Problem details:
Repeat the entire listing exactly.

[Items listed in a dataset]
_ _ _

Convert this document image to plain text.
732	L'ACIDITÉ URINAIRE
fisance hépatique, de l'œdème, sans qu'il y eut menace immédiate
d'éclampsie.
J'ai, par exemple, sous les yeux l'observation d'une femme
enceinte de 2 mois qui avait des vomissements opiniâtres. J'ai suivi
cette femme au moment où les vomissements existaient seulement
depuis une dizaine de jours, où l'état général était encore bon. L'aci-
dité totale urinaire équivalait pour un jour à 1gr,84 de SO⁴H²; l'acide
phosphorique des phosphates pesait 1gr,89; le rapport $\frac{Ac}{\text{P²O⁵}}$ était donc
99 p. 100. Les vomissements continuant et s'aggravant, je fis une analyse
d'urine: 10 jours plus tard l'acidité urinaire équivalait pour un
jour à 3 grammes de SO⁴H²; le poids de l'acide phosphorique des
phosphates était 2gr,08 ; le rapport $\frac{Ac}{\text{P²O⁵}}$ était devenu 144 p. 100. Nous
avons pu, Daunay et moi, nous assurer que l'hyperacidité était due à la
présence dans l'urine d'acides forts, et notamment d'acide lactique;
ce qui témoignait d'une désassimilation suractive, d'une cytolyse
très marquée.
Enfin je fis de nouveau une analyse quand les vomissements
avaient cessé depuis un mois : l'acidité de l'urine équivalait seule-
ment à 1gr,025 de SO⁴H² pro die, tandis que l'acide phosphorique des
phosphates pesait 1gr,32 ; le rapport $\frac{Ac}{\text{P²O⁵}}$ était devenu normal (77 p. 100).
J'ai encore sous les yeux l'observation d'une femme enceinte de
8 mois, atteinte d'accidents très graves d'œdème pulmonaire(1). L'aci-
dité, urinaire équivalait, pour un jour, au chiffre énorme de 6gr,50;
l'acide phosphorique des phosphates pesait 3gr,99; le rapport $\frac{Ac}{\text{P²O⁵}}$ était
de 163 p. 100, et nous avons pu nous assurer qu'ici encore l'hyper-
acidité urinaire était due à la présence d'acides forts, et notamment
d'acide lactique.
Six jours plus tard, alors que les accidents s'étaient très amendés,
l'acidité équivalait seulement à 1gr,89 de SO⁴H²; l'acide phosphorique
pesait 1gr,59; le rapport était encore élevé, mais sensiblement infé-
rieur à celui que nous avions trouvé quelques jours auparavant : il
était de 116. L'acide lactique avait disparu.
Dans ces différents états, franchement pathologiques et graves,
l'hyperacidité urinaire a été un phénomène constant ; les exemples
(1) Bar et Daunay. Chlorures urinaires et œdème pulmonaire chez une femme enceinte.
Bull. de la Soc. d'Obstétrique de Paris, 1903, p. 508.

_ _ _

Task output:
Convert this document image to plain text.
732	L'ACIDITÉ URINAIRE
fisance hépatique, de l'œdème, sans qu'il y eut menace immédiate
d'éclampsie.
J'ai, par exemple, sous les yeux l'observation d'une femme
enceinte de 2 mois qui avait des vomissements opiniâtres. J'ai suivi
cette femme au moment où les vomissements existaient seulement
depuis une dizaine de jours, où l'état général était encore bon. L'aci-
dité totale urinaire équivalait pour un jour à 1gr,84 de SO⁴H²; l'acide
phosphorique des phosphates pesait 1gr,89; le rapport $\frac{Ac}{\text{P²O⁵}}$ était donc
99 p. 100. Les vomissements continuant et s'aggravant, je fis une analyse
d'urine: 10 jours plus tard l'acidité urinaire équivalait pour un
jour à 3 grammes de SO⁴H²; le poids de l'acide phosphorique des
phosphates était 2gr,08 ; le rapport $\frac{Ac}{\text{P²O⁵}}$ était devenu 144 p. 100. Nous
avons pu, Daunay et moi, nous assurer que l'hyperacidité était due à la
présence dans l'urine d'acides forts, et notamment d'acide lactique;
ce qui témoignait d'une désassimilation suractive, d'une cytolyse
très marquée.
Enfin je fis de nouveau une analyse quand les vomissements
avaient cessé depuis un mois : l'acidité de l'urine équivalait seule-
ment à 1gr,025 de SO⁴H² pro die, tandis que l'acide phosphorique des
phosphates pesait 1gr,32 ; le rapport $\frac{Ac}{\text{P²O⁵}}$ était devenu normal (77 p. 100).
J'ai encore sous les yeux l'observation d'une femme enceinte de
8 mois, atteinte d'accidents très graves d'œdème pulmonaire(1). L'aci-
dité, urinaire équivalait, pour un jour, au chiffre énorme de 6gr,50;
l'acide phosphorique des phosphates pesait 3gr,99; le rapport $\frac{Ac}{\text{P²O⁵}}$ était
de 163 p. 100, et nous avons pu nous assurer qu'ici encore l'hyper-
acidité urinaire était due à la présence d'acides forts, et notamment
d'acide lactique.
Six jours plus tard, alors que les accidents s'étaient très amendés,
l'acidité équivalait seulement à 1gr,89 de SO⁴H²; l'acide phosphorique
pesait 1gr,59; le rapport était encore élevé, mais sensiblement infé-
rieur à celui que nous avions trouvé quelques jours auparavant : il
était de 116. L'acide lactique avait disparu.
Dans ces différents états, franchement pathologiques et graves,
l'hyperacidité urinaire a été un phénomène constant ; les exemples
(1) Bar et Daunay. Chlorures urinaires et œdème pulmonaire chez une femme enceinte.
Bull. de la Soc. d'Obstétrique de Paris, 1903, p. 508.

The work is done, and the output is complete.